Figure record extracts

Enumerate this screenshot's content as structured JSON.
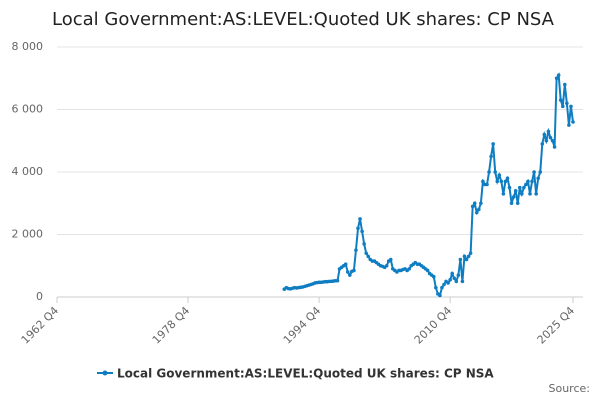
{
  "chart_data": {
    "type": "line",
    "title": "Local Government:AS:LEVEL:Quoted UK shares: CP NSA",
    "source_label": "Source:",
    "categories": [
      "1962 Q4",
      null,
      null,
      null,
      null,
      null,
      null,
      null,
      null,
      null,
      null,
      null,
      null,
      null,
      null,
      null,
      null,
      null,
      null,
      null,
      null,
      null,
      null,
      null,
      null,
      null,
      null,
      null,
      null,
      null,
      null,
      null,
      null,
      null,
      null,
      null,
      null,
      null,
      null,
      null,
      null,
      null,
      null,
      null,
      null,
      null,
      null,
      null,
      null,
      null,
      null,
      null,
      null,
      null,
      null,
      null,
      null,
      null,
      null,
      null,
      null,
      null,
      null,
      null,
      "1978 Q4",
      null,
      null,
      null,
      null,
      null,
      null,
      null,
      null,
      null,
      null,
      null,
      null,
      null,
      null,
      null,
      null,
      null,
      null,
      null,
      null,
      null,
      null,
      null,
      null,
      null,
      null,
      null,
      null,
      null,
      null,
      null,
      null,
      null,
      null,
      null,
      null,
      null,
      null,
      null,
      null,
      null,
      null,
      null,
      null,
      null,
      null,
      null,
      null,
      null,
      null,
      null,
      null,
      null,
      null,
      null,
      null,
      null,
      null,
      null,
      null,
      null,
      null,
      null,
      "1994 Q4",
      null,
      null,
      null,
      null,
      null,
      null,
      null,
      null,
      null,
      null,
      null,
      null,
      null,
      null,
      null,
      null,
      null,
      null,
      null,
      null,
      null,
      null,
      null,
      null,
      null,
      null,
      null,
      null,
      null,
      null,
      null,
      null,
      null,
      null,
      null,
      null,
      null,
      null,
      null,
      null,
      null,
      null,
      null,
      null,
      null,
      null,
      null,
      null,
      null,
      null,
      null,
      null,
      null,
      null,
      null,
      null,
      null,
      null,
      null,
      null,
      null,
      null,
      null,
      "2010 Q4",
      null,
      null,
      null,
      null,
      null,
      null,
      null,
      null,
      null,
      null,
      null,
      null,
      null,
      null,
      null,
      null,
      null,
      null,
      null,
      null,
      null,
      null,
      null,
      null,
      null,
      null,
      null,
      null,
      null,
      null,
      null,
      null,
      null,
      null,
      null,
      null,
      null,
      null,
      null,
      null,
      null,
      null,
      null,
      null,
      null,
      null,
      null,
      null,
      null,
      null,
      null,
      null,
      null,
      null,
      null,
      null,
      null,
      null,
      null,
      "2025 Q4"
    ],
    "series": [
      {
        "name": "Local Government:AS:LEVEL:Quoted UK shares: CP NSA",
        "color": "#0f7dc2",
        "values": [
          null,
          null,
          null,
          null,
          null,
          null,
          null,
          null,
          null,
          null,
          null,
          null,
          null,
          null,
          null,
          null,
          null,
          null,
          null,
          null,
          null,
          null,
          null,
          null,
          null,
          null,
          null,
          null,
          null,
          null,
          null,
          null,
          null,
          null,
          null,
          null,
          null,
          null,
          null,
          null,
          null,
          null,
          null,
          null,
          null,
          null,
          null,
          null,
          null,
          null,
          null,
          null,
          null,
          null,
          null,
          null,
          null,
          null,
          null,
          null,
          null,
          null,
          null,
          null,
          null,
          null,
          null,
          null,
          null,
          null,
          null,
          null,
          null,
          null,
          null,
          null,
          null,
          null,
          null,
          null,
          null,
          null,
          null,
          null,
          null,
          null,
          null,
          null,
          null,
          null,
          null,
          null,
          null,
          null,
          null,
          null,
          null,
          null,
          null,
          null,
          null,
          null,
          null,
          null,
          null,
          null,
          null,
          null,
          null,
          null,
          null,
          250,
          300,
          270,
          260,
          280,
          300,
          290,
          300,
          310,
          320,
          340,
          360,
          380,
          400,
          420,
          450,
          460,
          470,
          470,
          480,
          490,
          490,
          500,
          500,
          510,
          520,
          520,
          900,
          950,
          1000,
          1050,
          800,
          700,
          820,
          850,
          1500,
          2200,
          2500,
          2100,
          1700,
          1400,
          1300,
          1200,
          1150,
          1150,
          1100,
          1050,
          1000,
          980,
          950,
          1000,
          1150,
          1200,
          900,
          850,
          800,
          850,
          850,
          880,
          900,
          850,
          900,
          1000,
          1050,
          1100,
          1050,
          1050,
          1000,
          950,
          900,
          850,
          750,
          700,
          650,
          300,
          100,
          50,
          300,
          400,
          500,
          450,
          550,
          750,
          600,
          500,
          700,
          1200,
          500,
          1300,
          1200,
          1300,
          1400,
          2900,
          3000,
          2700,
          2800,
          3000,
          3700,
          3600,
          3600,
          4000,
          4500,
          4900,
          4000,
          3700,
          3900,
          3700,
          3300,
          3700,
          3800,
          3500,
          3000,
          3200,
          3400,
          3000,
          3500,
          3300,
          3500,
          3600,
          3700,
          3300,
          3700,
          4000,
          3300,
          3800,
          4000,
          4900,
          5200,
          5000,
          5300,
          5100,
          5000,
          4800,
          7000,
          7100,
          6300,
          6100,
          6800,
          6200,
          5500,
          6100,
          5600
        ]
      }
    ],
    "ylim": [
      0,
      8000
    ],
    "yticks": [
      0,
      {
        "value": 2000,
        "label": "2 000"
      },
      {
        "value": 4000,
        "label": "4 000"
      },
      {
        "value": 6000,
        "label": "6 000"
      },
      {
        "value": 8000,
        "label": "8 000"
      }
    ],
    "grid": true
  }
}
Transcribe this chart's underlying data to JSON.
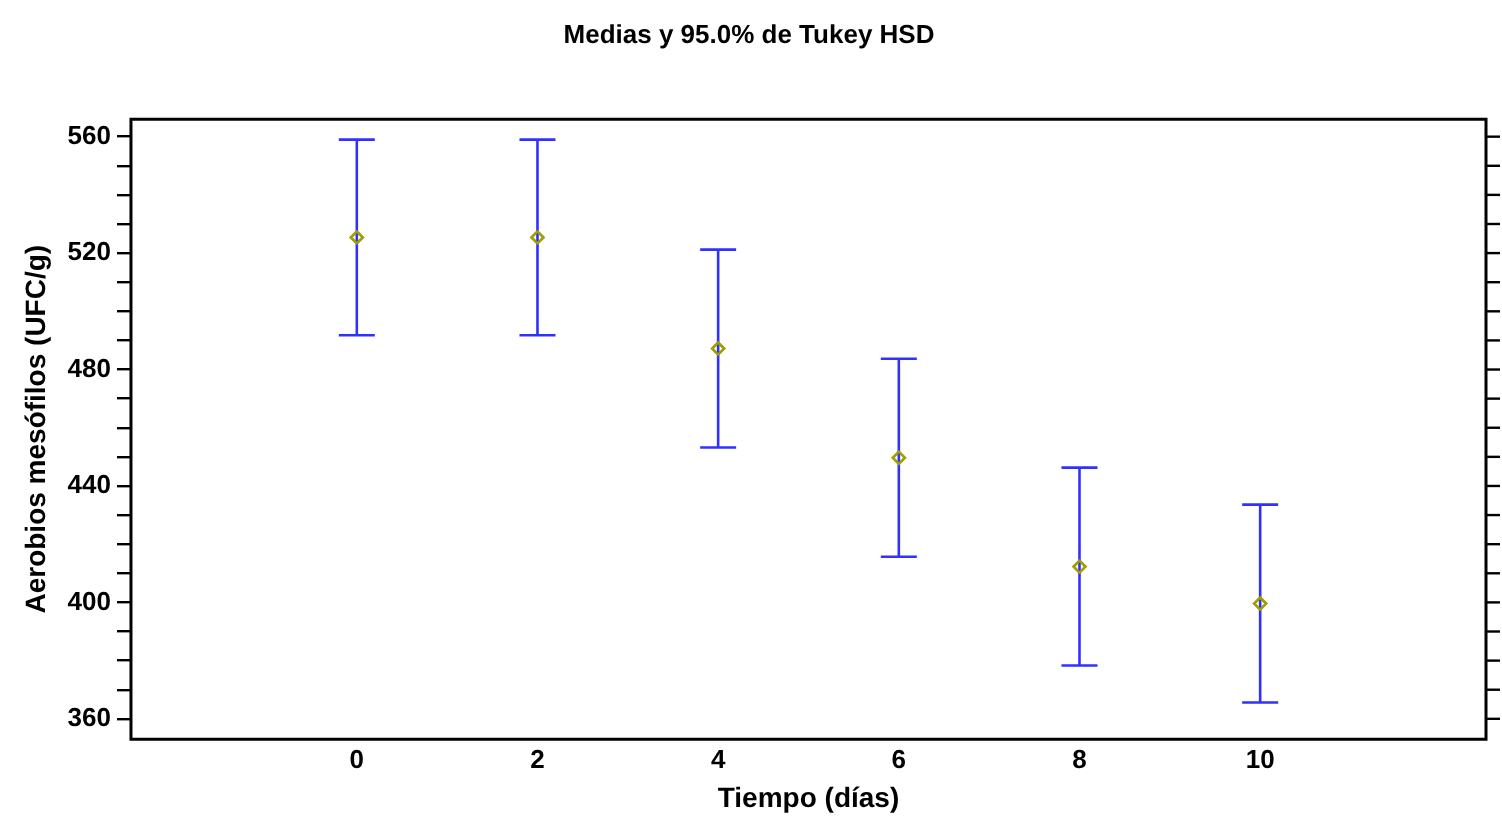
{
  "chart_data": {
    "type": "scatter",
    "title": "Medias y 95.0% de Tukey HSD",
    "xlabel": "Tiempo (días)",
    "ylabel": "Aerobios mesófilos (UFC/g)",
    "x": [
      0,
      2,
      4,
      6,
      8,
      10
    ],
    "series": [
      {
        "color": "#a0a000",
        "values": [
          525.4,
          525.4,
          487.2,
          449.7,
          412.3,
          399.6
        ],
        "errors": [
          33.6,
          33.6,
          34,
          34,
          34,
          34
        ]
      }
    ],
    "marker": "diamond",
    "xlim": [
      -2.5,
      12.5
    ],
    "xticks": [
      0,
      2,
      4,
      6,
      8,
      10
    ],
    "ylim": [
      353,
      566
    ],
    "yticks": [
      360,
      {
        "value": 370,
        "label": null
      },
      {
        "value": 380,
        "label": null
      },
      {
        "value": 390,
        "label": null
      },
      400,
      {
        "value": 410,
        "label": null
      },
      {
        "value": 420,
        "label": null
      },
      {
        "value": 430,
        "label": null
      },
      440,
      {
        "value": 450,
        "label": null
      },
      {
        "value": 460,
        "label": null
      },
      {
        "value": 470,
        "label": null
      },
      480,
      {
        "value": 490,
        "label": null
      },
      {
        "value": 500,
        "label": null
      },
      {
        "value": 510,
        "label": null
      },
      520,
      {
        "value": 530,
        "label": null
      },
      {
        "value": 540,
        "label": null
      },
      {
        "value": 550,
        "label": null
      },
      560
    ]
  }
}
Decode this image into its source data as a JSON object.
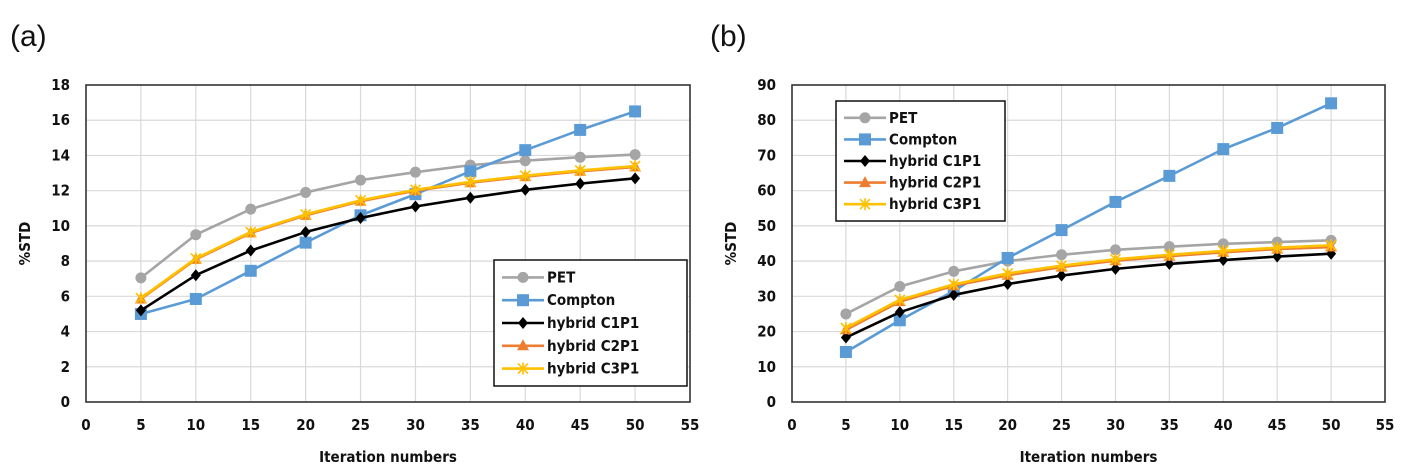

**WORK INSTRUCTIONS**
Extract all lines containing the word "Local".

**ANSWER IN FULL**
    "title": "Local Government:AS:LEVEL:Quoted UK shares: CP NSA",
        "name": "Local Government:AS:LEVEL:Quoted UK shares: CP NSA",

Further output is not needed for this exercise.